_Goal of the exercise_:
Using the data below, work out how many lines contain the word "have", then state that number without comment.

Images of pages and their text:
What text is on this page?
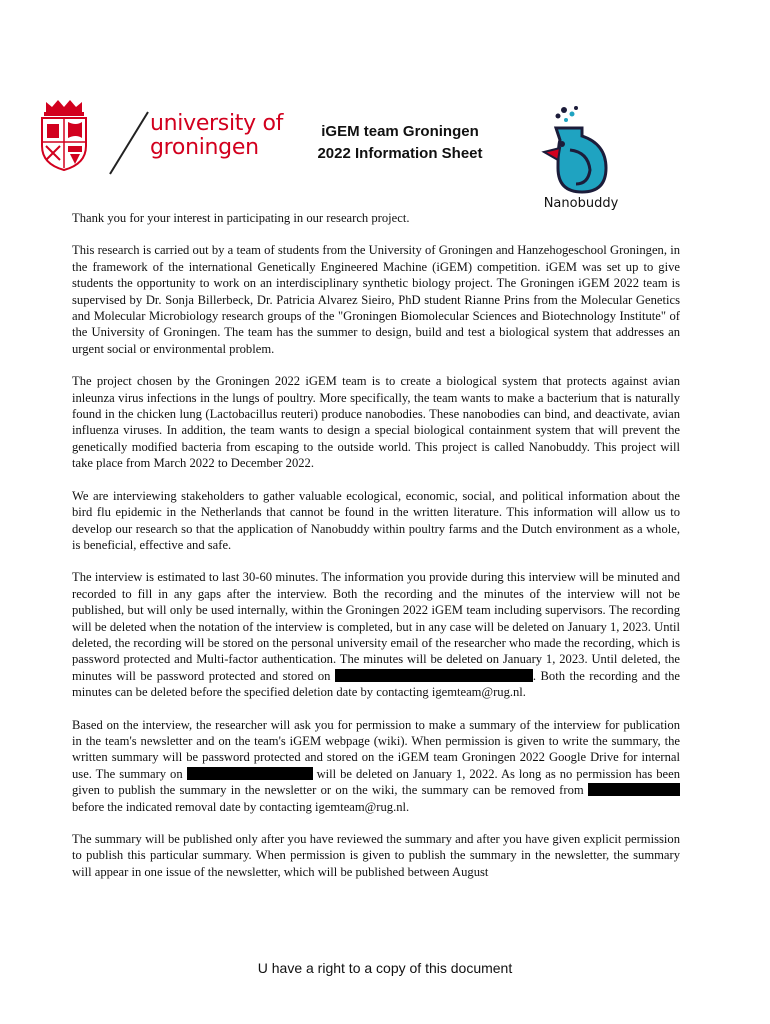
university of
groningen
iGEM team Groningen
2022 Information Sheet
Nanobuddy

Thank you for your interest in participating in our research project.

This research is carried out by a team of students from the University of Groningen and Hanzehogeschool Groningen, in the framework of the international Genetically Engineered Machine (iGEM) competition. iGEM was set up to give students the opportunity to work on an interdisciplinary synthetic biology project. The Groningen iGEM 2022 team is supervised by Dr. Sonja Billerbeck, Dr. Patricia Alvarez Sieiro, PhD student Rianne Prins from the Molecular Genetics and Molecular Microbiology research groups of the "Groningen Biomolecular Sciences and Biotechnology Institute" of the University of Groningen. The team has the summer to design, build and test a biological system that addresses an urgent social or environmental problem.

The project chosen by the Groningen 2022 iGEM team is to create a biological system that protects against avian inleunza virus infections in the lungs of poultry. More specifically, the team wants to make a bacterium that is naturally found in the chicken lung (Lactobacillus reuteri) produce nanobodies. These nanobodies can bind, and deactivate, avian influenza viruses. In addition, the team wants to design a special biological containment system that will prevent the genetically modified bacteria from escaping to the outside world. This project is called Nanobuddy. This project will take place from March 2022 to December 2022.

We are interviewing stakeholders to gather valuable ecological, economic, social, and political information about the bird flu epidemic in the Netherlands that cannot be found in the written literature. This information will allow us to develop our research so that the application of Nanobuddy within poultry farms and the Dutch environment as a whole, is beneficial, effective and safe.

The interview is estimated to last 30-60 minutes. The information you provide during this interview will be minuted and recorded to fill in any gaps after the interview. Both the recording and the minutes of the interview will not be published, but will only be used internally, within the Groningen 2022 iGEM team including supervisors. The recording will be deleted when the notation of the interview is completed, but in any case will be deleted on January 1, 2023. Until deleted, the recording will be stored on the personal university email of the researcher who made the recording, which is password protected and Multi-factor authentication. The minutes will be deleted on January 1, 2023. Until deleted, the minutes will be password protected and stored on	. Both the recording and the minutes can be deleted before the specified deletion date by contacting igemteam@rug.nl.

Based on the interview, the researcher will ask you for permission to make a summary of the interview for publication in the team's newsletter and on the team's iGEM webpage (wiki). When permission is given to write the summary, the written summary will be password protected and stored on the iGEM team Groningen 2022 Google Drive for internal use. The summary on	will be deleted on January 1, 2022. As long as no permission has been given to publish the summary in the newsletter or on the wiki, the summary can be removed from  before the indicated removal date by contacting igemteam@rug.nl.

The summary will be published only after you have reviewed the summary and after you have given explicit permission to publish this particular summary. When permission is given to publish the summary in the newsletter, the summary will appear in one issue of the newsletter, which will be published between August

U have a right to a copy of this document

_Solution for this task_:
2